**Consegna:** Trascrivi in forma di elenco numerato le righe che vanno dalla riga contenente "Bar [197, 100, 271, 127]" fino alla riga contenente "Text: 4: 4 [156, 50, 166, 67]", entrambe incluse. Tralascia le righe vuote.

<<<<

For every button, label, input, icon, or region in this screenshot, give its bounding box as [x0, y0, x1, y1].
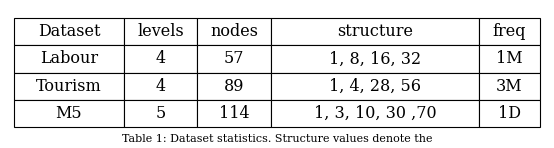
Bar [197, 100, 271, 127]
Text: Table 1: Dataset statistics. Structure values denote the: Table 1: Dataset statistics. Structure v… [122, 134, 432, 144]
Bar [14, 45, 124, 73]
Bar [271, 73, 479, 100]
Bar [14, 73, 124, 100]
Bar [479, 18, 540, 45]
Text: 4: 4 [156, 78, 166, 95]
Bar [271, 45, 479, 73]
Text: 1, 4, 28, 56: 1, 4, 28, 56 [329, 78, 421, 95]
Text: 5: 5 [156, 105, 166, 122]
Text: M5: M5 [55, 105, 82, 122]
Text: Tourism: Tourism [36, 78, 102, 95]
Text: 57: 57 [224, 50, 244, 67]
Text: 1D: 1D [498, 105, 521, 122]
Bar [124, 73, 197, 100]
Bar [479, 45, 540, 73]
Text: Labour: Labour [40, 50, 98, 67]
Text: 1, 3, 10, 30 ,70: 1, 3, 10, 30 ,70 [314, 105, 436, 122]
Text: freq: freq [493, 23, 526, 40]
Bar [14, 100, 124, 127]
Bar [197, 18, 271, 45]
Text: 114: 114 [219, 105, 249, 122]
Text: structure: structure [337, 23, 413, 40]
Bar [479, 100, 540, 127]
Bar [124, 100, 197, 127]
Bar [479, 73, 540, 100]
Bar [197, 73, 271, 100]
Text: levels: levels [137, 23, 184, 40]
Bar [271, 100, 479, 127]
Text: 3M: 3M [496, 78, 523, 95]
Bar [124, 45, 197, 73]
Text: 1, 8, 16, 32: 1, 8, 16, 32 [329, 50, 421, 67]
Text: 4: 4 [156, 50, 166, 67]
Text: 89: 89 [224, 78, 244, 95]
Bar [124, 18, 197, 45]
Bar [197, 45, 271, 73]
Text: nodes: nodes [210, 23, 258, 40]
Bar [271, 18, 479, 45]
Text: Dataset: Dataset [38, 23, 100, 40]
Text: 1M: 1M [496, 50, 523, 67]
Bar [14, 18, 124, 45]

>>>>
<<<<

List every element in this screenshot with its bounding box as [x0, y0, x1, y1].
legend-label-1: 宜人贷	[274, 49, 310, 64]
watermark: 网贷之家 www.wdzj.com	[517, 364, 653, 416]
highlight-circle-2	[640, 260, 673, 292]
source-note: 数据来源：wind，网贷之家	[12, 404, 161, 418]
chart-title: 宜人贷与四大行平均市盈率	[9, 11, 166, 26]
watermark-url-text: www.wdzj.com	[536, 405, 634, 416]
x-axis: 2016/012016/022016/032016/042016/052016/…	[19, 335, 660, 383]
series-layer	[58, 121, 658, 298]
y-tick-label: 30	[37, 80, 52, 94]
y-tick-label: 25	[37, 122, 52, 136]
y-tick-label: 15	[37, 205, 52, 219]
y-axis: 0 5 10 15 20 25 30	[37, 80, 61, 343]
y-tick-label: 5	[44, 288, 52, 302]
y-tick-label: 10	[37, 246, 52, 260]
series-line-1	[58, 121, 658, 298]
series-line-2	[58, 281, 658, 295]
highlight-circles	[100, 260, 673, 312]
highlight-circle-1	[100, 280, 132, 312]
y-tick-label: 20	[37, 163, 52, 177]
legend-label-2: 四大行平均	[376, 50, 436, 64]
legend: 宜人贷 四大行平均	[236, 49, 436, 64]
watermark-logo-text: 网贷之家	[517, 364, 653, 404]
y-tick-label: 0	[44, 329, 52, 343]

>>>>

**Risposta:**
1. Bar [197, 100, 271, 127]
2. Text: Table 1: Dataset statistics. Structure values denote the: Table 1: Dataset statistics. Structure v… [122, 134, 432, 144]
3. Bar [14, 45, 124, 73]
4. Bar [271, 73, 479, 100]
5. Bar [14, 73, 124, 100]
6. Bar [479, 18, 540, 45]
7. Text: 4: 4 [156, 78, 166, 95]
8. Bar [271, 45, 479, 73]
9. Text: 1, 4, 28, 56: 1, 4, 28, 56 [329, 78, 421, 95]
10. Text: 5: 5 [156, 105, 166, 122]
11. Text: M5: M5 [55, 105, 82, 122]
12. Text: Tourism: Tourism [36, 78, 102, 95]
13. Text: 57: 57 [224, 50, 244, 67]
14. Text: 1D: 1D [498, 105, 521, 122]
15. Bar [124, 73, 197, 100]
16. Bar [479, 45, 540, 73]
17. Text: Labour: Labour [40, 50, 98, 67]
18. Text: 1, 3, 10, 30 ,70: 1, 3, 10, 30 ,70 [314, 105, 436, 122]
19. Text: freq: freq [493, 23, 526, 40]
20. Bar [14, 100, 124, 127]
21. Bar [197, 18, 271, 45]
22. Text: 114: 114 [219, 105, 249, 122]
23. Text: structure: structure [337, 23, 413, 40]
24. Bar [479, 100, 540, 127]
25. Bar [124, 100, 197, 127]
26. Bar [479, 73, 540, 100]
27. Bar [197, 73, 271, 100]
28. Text: levels: levels [137, 23, 184, 40]
29. Bar [271, 100, 479, 127]
30. Text: 3M: 3M [496, 78, 523, 95]
31. Bar [124, 45, 197, 73]
32. Text: 1, 8, 16, 32: 1, 8, 16, 32 [329, 50, 421, 67]
33. Text: 4: 4 [156, 50, 166, 67]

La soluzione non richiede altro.